> _Problem details_: Will you write out all the entries below exactly?

[Saved entries]
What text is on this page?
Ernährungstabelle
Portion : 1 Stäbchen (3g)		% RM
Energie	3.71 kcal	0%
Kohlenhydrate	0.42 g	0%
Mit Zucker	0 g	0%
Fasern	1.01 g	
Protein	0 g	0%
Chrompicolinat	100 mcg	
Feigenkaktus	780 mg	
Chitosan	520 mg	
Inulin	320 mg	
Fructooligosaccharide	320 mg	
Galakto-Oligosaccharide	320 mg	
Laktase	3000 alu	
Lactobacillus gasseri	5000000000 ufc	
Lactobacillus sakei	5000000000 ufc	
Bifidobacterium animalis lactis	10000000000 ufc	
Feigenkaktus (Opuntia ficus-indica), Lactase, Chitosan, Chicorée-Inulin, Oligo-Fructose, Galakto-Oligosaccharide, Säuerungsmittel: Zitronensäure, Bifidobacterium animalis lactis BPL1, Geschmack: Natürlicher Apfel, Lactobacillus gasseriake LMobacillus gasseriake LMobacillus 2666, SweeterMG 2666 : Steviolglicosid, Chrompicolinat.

> _Exercise solution_:
What text is on this page?
Ernährungstabelle
Portion : 1 Stäbchen (3g)		% RM
Energie	3.71 kcal	0%
Kohlenhydrate	0.42 g	0%
Mit Zucker	0 g	0%
Fasern	1.01 g	
Protein	0 g	0%
Chrompicolinat	100 mcg	
Feigenkaktus	780 mg	
Chitosan	520 mg	
Inulin	320 mg	
Fructooligosaccharide	320 mg	
Galakto-Oligosaccharide	320 mg	
Laktase	3000 alu	
Lactobacillus gasseri	5000000000 ufc	
Lactobacillus sakei	5000000000 ufc	
Bifidobacterium animalis lactis	10000000000 ufc	
Feigenkaktus (Opuntia ficus-indica), Lactase, Chitosan, Chicorée-Inulin, Oligo-Fructose, Galakto-Oligosaccharide, Säuerungsmittel: Zitronensäure, Bifidobacterium animalis lactis BPL1, Geschmack: Natürlicher Apfel, Lactobacillus gasseriake LMobacillus gasseriake LMobacillus 2666, SweeterMG 2666 : Steviolglicosid, Chrompicolinat.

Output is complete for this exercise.